OBJECTIVE:
Copy out each line that has "JSON" in it.

Records from a collection of figures
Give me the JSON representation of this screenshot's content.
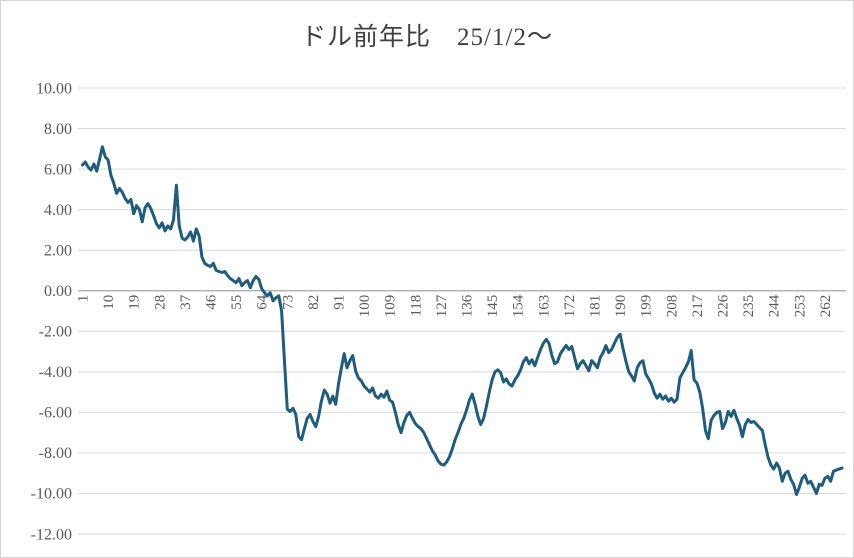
{
  "chart": {
    "title": "ドル前年比　25/1/2～"
  },
  "chart_data": {
    "type": "line",
    "title": "ドル前年比　25/1/2～",
    "xlabel": "",
    "ylabel": "",
    "ylim": [
      -12,
      10
    ],
    "y_tick_interval": 2,
    "y_tick_labels": [
      "10.00",
      "8.00",
      "6.00",
      "4.00",
      "2.00",
      "0.00",
      "-2.00",
      "-4.00",
      "-6.00",
      "-8.00",
      "-10.00",
      "-12.00"
    ],
    "x_start": 1,
    "x_tick_step": 9,
    "x_tick_labels": [
      "1",
      "10",
      "19",
      "28",
      "37",
      "46",
      "55",
      "64",
      "73",
      "82",
      "91",
      "100",
      "109",
      "118",
      "127",
      "136",
      "145",
      "154",
      "163",
      "172",
      "181",
      "190",
      "199",
      "208",
      "217",
      "226",
      "235",
      "244",
      "253",
      "262"
    ],
    "x_tick_labels_rotated_degrees": -90,
    "grid": true,
    "legend_position": "none",
    "colors": {
      "line": "#1F5C7E",
      "grid": "#D9D9D9",
      "zero_axis": "#A6A6A6",
      "labels": "#595959",
      "title": "#3F3F3F",
      "background": "#FFFFFF",
      "border": "#D5D5D5"
    },
    "series": [
      {
        "name": "",
        "values": [
          6.2,
          6.35,
          6.1,
          5.95,
          6.25,
          5.9,
          6.5,
          7.1,
          6.6,
          6.45,
          5.7,
          5.3,
          4.8,
          5.05,
          4.85,
          4.55,
          4.35,
          4.5,
          3.8,
          4.2,
          4.0,
          3.4,
          4.1,
          4.3,
          4.05,
          3.7,
          3.3,
          3.1,
          3.35,
          2.95,
          3.2,
          3.05,
          3.5,
          5.2,
          3.2,
          2.6,
          2.5,
          2.65,
          2.9,
          2.45,
          3.05,
          2.7,
          1.65,
          1.35,
          1.25,
          1.2,
          1.35,
          1.0,
          0.95,
          0.9,
          0.95,
          0.75,
          0.6,
          0.5,
          0.4,
          0.6,
          0.25,
          0.4,
          0.5,
          0.15,
          0.5,
          0.7,
          0.55,
          0.1,
          -0.1,
          -0.25,
          -0.1,
          -0.5,
          -0.35,
          -0.25,
          -1.0,
          -3.5,
          -5.85,
          -5.95,
          -5.8,
          -6.1,
          -7.2,
          -7.35,
          -6.8,
          -6.3,
          -6.1,
          -6.45,
          -6.7,
          -6.2,
          -5.45,
          -4.9,
          -5.1,
          -5.55,
          -5.2,
          -5.6,
          -4.6,
          -3.8,
          -3.1,
          -3.8,
          -3.45,
          -3.2,
          -3.95,
          -4.3,
          -4.45,
          -4.7,
          -4.85,
          -5.0,
          -4.8,
          -5.2,
          -5.3,
          -5.1,
          -5.25,
          -4.95,
          -5.4,
          -5.5,
          -6.0,
          -6.6,
          -7.0,
          -6.5,
          -6.15,
          -6.0,
          -6.3,
          -6.55,
          -6.7,
          -6.8,
          -7.0,
          -7.3,
          -7.6,
          -7.9,
          -8.1,
          -8.4,
          -8.55,
          -8.6,
          -8.45,
          -8.2,
          -7.8,
          -7.35,
          -7.0,
          -6.6,
          -6.3,
          -5.9,
          -5.4,
          -5.1,
          -5.6,
          -6.2,
          -6.6,
          -6.3,
          -5.7,
          -5.0,
          -4.4,
          -4.0,
          -3.9,
          -4.05,
          -4.5,
          -4.35,
          -4.6,
          -4.7,
          -4.4,
          -4.2,
          -3.9,
          -3.5,
          -3.3,
          -3.6,
          -3.4,
          -3.7,
          -3.3,
          -2.9,
          -2.6,
          -2.4,
          -2.6,
          -3.2,
          -3.6,
          -3.5,
          -3.1,
          -2.9,
          -2.7,
          -2.9,
          -2.75,
          -3.3,
          -3.85,
          -3.6,
          -3.45,
          -3.7,
          -3.95,
          -3.45,
          -3.6,
          -3.8,
          -3.3,
          -3.05,
          -2.7,
          -3.05,
          -2.9,
          -2.6,
          -2.3,
          -2.15,
          -2.85,
          -3.45,
          -4.0,
          -4.2,
          -4.45,
          -3.8,
          -3.55,
          -3.45,
          -4.1,
          -4.35,
          -4.6,
          -5.05,
          -5.3,
          -5.1,
          -5.35,
          -5.2,
          -5.45,
          -5.3,
          -5.5,
          -5.35,
          -4.3,
          -4.05,
          -3.8,
          -3.5,
          -2.95,
          -4.4,
          -4.55,
          -5.0,
          -5.8,
          -6.9,
          -7.3,
          -6.4,
          -6.15,
          -6.0,
          -5.95,
          -6.8,
          -6.5,
          -5.95,
          -6.2,
          -5.9,
          -6.3,
          -6.65,
          -7.2,
          -6.6,
          -6.35,
          -6.5,
          -6.45,
          -6.6,
          -6.75,
          -6.9,
          -7.6,
          -8.2,
          -8.6,
          -8.8,
          -8.5,
          -8.75,
          -9.4,
          -9.0,
          -8.9,
          -9.3,
          -9.55,
          -10.05,
          -9.7,
          -9.25,
          -9.1,
          -9.5,
          -9.4,
          -9.7,
          -10.0,
          -9.55,
          -9.6,
          -9.25,
          -9.15,
          -9.4,
          -8.9,
          -8.85,
          -8.8,
          -8.75
        ]
      }
    ]
  }
}
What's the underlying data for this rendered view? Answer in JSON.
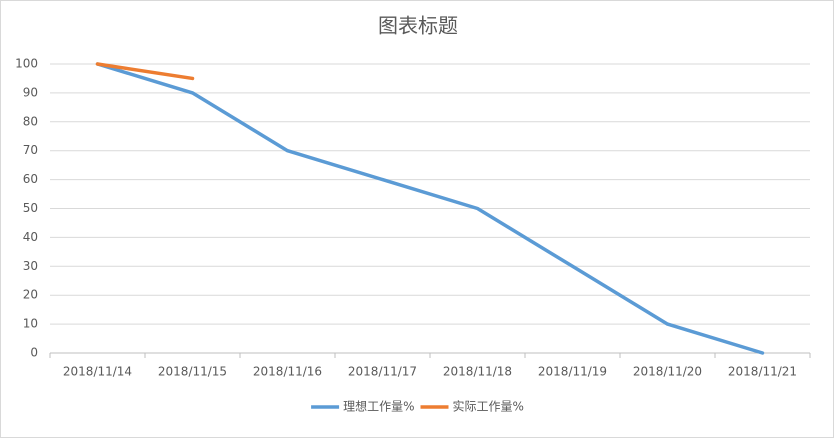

EXERCISE RESPONSE:
Give me the JSON representation of this screenshot's content.
What's the underlying data for this rendered view? Answer in JSON.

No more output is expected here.